INSTRUCTIONS TO FOLLOW: Your task is to restate the data word for word.

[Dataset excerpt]

- - -

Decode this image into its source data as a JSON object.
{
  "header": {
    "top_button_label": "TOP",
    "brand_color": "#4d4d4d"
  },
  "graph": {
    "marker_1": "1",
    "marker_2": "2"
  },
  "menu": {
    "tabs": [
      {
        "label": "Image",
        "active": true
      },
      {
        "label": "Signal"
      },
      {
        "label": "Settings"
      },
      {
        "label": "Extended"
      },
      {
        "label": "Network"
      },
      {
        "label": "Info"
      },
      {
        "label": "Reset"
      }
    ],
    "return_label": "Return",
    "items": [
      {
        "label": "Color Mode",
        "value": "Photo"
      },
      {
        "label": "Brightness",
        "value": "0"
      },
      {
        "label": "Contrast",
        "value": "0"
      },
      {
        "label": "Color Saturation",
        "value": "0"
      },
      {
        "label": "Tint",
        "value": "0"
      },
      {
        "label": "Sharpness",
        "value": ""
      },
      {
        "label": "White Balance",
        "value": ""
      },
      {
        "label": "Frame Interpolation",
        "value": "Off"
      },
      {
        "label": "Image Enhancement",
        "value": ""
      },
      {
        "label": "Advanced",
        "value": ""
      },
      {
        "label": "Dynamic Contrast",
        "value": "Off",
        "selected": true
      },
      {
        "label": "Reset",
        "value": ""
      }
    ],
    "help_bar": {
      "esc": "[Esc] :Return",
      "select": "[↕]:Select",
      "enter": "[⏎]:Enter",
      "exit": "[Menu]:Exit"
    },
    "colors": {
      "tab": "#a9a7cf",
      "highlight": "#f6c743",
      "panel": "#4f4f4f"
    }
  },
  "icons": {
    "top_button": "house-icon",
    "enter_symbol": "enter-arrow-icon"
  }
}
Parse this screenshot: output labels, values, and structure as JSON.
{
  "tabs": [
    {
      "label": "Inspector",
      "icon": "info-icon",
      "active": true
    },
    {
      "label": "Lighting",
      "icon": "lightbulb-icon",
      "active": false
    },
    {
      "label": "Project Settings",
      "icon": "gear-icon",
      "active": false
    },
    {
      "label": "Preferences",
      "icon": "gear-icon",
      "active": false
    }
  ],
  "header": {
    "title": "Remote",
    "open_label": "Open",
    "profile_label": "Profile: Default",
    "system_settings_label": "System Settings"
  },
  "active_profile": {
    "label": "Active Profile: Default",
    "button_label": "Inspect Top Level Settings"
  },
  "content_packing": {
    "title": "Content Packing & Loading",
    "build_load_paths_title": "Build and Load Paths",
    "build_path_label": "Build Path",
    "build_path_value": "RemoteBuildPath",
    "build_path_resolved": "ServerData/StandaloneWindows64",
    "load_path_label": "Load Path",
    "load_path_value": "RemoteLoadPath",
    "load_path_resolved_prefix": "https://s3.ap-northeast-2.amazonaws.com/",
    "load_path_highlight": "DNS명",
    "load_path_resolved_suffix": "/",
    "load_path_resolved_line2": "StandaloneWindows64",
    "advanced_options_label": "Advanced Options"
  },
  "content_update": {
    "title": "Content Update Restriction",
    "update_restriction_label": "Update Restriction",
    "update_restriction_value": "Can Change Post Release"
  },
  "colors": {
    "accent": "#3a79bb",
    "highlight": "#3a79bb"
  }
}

- - -

EXERCISE OUTPUT:
Decode this image into its source data as a JSON object.
{
  "header": {
    "top_button_label": "TOP",
    "brand_color": "#4d4d4d"
  },
  "graph": {
    "marker_1": "1",
    "marker_2": "2"
  },
  "menu": {
    "tabs": [
      {
        "label": "Image",
        "active": true
      },
      {
        "label": "Signal"
      },
      {
        "label": "Settings"
      },
      {
        "label": "Extended"
      },
      {
        "label": "Network"
      },
      {
        "label": "Info"
      },
      {
        "label": "Reset"
      }
    ],
    "return_label": "Return",
    "items": [
      {
        "label": "Color Mode",
        "value": "Photo"
      },
      {
        "label": "Brightness",
        "value": "0"
      },
      {
        "label": "Contrast",
        "value": "0"
      },
      {
        "label": "Color Saturation",
        "value": "0"
      },
      {
        "label": "Tint",
        "value": "0"
      },
      {
        "label": "Sharpness",
        "value": ""
      },
      {
        "label": "White Balance",
        "value": ""
      },
      {
        "label": "Frame Interpolation",
        "value": "Off"
      },
      {
        "label": "Image Enhancement",
        "value": ""
      },
      {
        "label": "Advanced",
        "value": ""
      },
      {
        "label": "Dynamic Contrast",
        "value": "Off",
        "selected": true
      },
      {
        "label": "Reset",
        "value": ""
      }
    ],
    "help_bar": {
      "esc": "[Esc] :Return",
      "select": "[↕]:Select",
      "enter": "[⏎]:Enter",
      "exit": "[Menu]:Exit"
    },
    "colors": {
      "tab": "#a9a7cf",
      "highlight": "#f6c743",
      "panel": "#4f4f4f"
    }
  },
  "icons": {
    "top_button": "house-icon",
    "enter_symbol": "enter-arrow-icon"
  }
}
Parse this screenshot: output labels, values, and structure as JSON.
{
  "tabs": [
    {
      "label": "Inspector",
      "icon": "info-icon",
      "active": true
    },
    {
      "label": "Lighting",
      "icon": "lightbulb-icon",
      "active": false
    },
    {
      "label": "Project Settings",
      "icon": "gear-icon",
      "active": false
    },
    {
      "label": "Preferences",
      "icon": "gear-icon",
      "active": false
    }
  ],
  "header": {
    "title": "Remote",
    "open_label": "Open",
    "profile_label": "Profile: Default",
    "system_settings_label": "System Settings"
  },
  "active_profile": {
    "label": "Active Profile: Default",
    "button_label": "Inspect Top Level Settings"
  },
  "content_packing": {
    "title": "Content Packing & Loading",
    "build_load_paths_title": "Build and Load Paths",
    "build_path_label": "Build Path",
    "build_path_value": "RemoteBuildPath",
    "build_path_resolved": "ServerData/StandaloneWindows64",
    "load_path_label": "Load Path",
    "load_path_value": "RemoteLoadPath",
    "load_path_resolved_prefix": "https://s3.ap-northeast-2.amazonaws.com/",
    "load_path_highlight": "DNS명",
    "load_path_resolved_suffix": "/",
    "load_path_resolved_line2": "StandaloneWindows64",
    "advanced_options_label": "Advanced Options"
  },
  "content_update": {
    "title": "Content Update Restriction",
    "update_restriction_label": "Update Restriction",
    "update_restriction_value": "Can Change Post Release"
  },
  "colors": {
    "accent": "#3a79bb",
    "highlight": "#3a79bb"
  }
}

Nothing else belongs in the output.